Figure dataset records
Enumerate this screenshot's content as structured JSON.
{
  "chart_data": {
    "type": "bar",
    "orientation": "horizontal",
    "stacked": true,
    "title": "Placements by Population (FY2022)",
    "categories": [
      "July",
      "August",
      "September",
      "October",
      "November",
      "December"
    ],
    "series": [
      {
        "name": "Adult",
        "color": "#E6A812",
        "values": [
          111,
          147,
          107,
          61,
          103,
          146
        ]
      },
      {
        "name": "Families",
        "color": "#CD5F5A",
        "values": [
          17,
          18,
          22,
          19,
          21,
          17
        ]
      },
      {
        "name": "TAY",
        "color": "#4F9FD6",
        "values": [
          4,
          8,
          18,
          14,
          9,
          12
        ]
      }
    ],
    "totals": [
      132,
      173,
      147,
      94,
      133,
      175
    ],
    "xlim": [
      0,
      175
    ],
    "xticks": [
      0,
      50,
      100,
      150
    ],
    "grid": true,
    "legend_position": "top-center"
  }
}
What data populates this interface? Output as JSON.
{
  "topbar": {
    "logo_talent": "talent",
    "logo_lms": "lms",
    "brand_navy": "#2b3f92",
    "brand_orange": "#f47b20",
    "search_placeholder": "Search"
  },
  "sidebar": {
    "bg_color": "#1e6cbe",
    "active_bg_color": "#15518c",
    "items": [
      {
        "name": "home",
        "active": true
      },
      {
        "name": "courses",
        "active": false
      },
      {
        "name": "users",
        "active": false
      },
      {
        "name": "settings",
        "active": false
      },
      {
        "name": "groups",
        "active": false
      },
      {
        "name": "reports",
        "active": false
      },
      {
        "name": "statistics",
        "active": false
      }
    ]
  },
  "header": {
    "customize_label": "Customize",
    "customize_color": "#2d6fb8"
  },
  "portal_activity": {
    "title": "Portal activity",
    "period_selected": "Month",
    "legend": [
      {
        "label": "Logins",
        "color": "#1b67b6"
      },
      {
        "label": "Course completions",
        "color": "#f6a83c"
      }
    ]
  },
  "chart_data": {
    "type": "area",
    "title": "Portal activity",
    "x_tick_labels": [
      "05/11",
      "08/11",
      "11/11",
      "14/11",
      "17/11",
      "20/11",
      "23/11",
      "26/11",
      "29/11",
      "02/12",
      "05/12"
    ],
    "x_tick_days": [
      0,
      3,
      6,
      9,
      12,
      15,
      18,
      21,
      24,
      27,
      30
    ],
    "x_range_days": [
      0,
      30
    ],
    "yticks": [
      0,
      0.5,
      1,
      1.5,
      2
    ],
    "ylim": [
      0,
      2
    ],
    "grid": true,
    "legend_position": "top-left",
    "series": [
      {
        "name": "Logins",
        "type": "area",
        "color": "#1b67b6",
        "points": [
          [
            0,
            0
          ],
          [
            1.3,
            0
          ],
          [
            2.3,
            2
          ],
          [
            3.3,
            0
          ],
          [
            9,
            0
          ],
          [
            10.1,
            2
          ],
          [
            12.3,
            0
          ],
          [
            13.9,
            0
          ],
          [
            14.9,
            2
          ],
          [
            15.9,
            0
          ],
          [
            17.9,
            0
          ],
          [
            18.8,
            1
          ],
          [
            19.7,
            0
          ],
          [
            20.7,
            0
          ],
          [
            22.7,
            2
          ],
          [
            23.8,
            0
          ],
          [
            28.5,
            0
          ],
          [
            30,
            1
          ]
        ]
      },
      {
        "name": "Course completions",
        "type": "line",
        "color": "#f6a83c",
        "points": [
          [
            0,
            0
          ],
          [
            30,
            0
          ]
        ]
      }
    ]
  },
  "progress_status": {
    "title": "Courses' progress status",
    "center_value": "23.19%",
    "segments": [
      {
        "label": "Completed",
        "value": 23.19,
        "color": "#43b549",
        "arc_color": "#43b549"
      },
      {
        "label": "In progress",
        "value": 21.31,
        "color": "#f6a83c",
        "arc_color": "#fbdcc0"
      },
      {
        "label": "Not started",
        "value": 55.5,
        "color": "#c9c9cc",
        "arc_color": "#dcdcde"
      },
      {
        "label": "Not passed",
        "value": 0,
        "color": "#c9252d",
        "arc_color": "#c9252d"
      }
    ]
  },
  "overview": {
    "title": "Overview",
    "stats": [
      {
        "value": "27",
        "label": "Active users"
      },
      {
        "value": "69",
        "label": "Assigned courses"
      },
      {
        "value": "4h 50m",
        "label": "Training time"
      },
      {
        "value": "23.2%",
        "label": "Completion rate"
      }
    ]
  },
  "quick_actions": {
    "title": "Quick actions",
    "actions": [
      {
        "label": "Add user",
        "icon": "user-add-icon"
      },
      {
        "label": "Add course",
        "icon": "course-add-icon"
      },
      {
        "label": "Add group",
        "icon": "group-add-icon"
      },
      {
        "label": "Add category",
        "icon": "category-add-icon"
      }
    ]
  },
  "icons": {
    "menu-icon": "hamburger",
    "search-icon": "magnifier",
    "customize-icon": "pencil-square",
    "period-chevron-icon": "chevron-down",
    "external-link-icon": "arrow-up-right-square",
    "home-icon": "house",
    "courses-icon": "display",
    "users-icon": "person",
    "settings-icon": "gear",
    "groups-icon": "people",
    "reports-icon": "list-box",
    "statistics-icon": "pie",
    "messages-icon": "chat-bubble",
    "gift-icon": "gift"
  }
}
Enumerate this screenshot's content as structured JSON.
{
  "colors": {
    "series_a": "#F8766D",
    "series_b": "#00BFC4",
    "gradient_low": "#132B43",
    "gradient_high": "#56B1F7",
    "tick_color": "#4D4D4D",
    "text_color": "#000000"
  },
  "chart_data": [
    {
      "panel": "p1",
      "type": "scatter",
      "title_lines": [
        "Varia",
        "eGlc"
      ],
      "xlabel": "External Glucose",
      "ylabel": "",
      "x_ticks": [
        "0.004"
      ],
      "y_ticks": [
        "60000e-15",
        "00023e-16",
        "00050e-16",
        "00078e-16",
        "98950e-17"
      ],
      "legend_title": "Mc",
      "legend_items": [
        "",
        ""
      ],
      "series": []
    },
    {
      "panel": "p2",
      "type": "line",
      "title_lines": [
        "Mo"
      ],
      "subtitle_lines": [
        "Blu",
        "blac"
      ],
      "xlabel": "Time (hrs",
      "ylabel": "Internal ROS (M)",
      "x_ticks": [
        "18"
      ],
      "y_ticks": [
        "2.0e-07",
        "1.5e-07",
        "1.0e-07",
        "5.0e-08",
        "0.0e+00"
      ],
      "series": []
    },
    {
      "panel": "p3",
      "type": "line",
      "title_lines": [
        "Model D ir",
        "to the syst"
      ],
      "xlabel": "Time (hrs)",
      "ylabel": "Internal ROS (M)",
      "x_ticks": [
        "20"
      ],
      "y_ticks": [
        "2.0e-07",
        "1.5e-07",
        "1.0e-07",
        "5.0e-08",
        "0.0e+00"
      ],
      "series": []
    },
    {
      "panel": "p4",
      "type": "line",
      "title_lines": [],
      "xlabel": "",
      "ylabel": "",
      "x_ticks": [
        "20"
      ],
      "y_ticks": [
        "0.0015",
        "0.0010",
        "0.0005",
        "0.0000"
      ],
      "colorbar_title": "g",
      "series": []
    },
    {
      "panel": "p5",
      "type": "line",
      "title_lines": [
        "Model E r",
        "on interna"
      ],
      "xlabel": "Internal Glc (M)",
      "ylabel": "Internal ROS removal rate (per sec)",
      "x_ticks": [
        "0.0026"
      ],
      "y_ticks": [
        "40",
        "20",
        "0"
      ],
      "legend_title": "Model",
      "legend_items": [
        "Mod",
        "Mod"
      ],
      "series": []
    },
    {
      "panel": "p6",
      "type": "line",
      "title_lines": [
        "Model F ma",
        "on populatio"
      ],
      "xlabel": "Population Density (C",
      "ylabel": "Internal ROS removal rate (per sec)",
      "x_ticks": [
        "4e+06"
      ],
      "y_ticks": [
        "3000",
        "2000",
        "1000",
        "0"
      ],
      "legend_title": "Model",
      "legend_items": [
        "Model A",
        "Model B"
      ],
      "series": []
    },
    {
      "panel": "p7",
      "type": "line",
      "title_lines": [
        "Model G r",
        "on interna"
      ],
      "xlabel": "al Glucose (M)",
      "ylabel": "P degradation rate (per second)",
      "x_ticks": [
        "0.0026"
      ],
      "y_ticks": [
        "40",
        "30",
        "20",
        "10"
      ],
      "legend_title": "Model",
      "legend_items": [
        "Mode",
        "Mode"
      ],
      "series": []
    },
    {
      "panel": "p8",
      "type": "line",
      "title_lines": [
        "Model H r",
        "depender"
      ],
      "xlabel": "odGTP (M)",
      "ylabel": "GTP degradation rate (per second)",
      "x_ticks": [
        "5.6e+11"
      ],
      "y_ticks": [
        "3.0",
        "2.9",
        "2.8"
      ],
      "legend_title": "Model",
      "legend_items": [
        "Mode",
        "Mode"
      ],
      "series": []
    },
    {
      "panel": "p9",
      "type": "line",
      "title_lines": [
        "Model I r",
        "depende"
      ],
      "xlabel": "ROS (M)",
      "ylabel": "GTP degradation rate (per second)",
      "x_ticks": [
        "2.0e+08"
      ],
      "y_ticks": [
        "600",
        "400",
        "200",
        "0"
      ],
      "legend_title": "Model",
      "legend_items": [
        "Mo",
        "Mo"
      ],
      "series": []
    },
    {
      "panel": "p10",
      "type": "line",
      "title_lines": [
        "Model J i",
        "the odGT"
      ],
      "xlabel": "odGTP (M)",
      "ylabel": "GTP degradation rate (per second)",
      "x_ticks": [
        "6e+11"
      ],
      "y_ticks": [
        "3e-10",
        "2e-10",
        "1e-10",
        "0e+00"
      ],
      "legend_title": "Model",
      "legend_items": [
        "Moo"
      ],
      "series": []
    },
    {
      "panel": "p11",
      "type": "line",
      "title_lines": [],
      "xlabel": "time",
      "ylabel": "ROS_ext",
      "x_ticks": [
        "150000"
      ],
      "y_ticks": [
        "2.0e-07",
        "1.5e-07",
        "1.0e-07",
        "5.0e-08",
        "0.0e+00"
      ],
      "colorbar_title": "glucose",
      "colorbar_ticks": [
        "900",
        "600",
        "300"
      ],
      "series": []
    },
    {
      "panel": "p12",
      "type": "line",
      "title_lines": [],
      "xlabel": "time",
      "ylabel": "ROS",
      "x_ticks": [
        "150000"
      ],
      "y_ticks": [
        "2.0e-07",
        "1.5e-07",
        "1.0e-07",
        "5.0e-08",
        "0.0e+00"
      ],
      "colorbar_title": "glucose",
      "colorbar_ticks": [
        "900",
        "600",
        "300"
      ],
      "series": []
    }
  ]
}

_Given task_. Tell how many lines hold the string "name", giving the number and nothing else.

_Answer to this task_. 12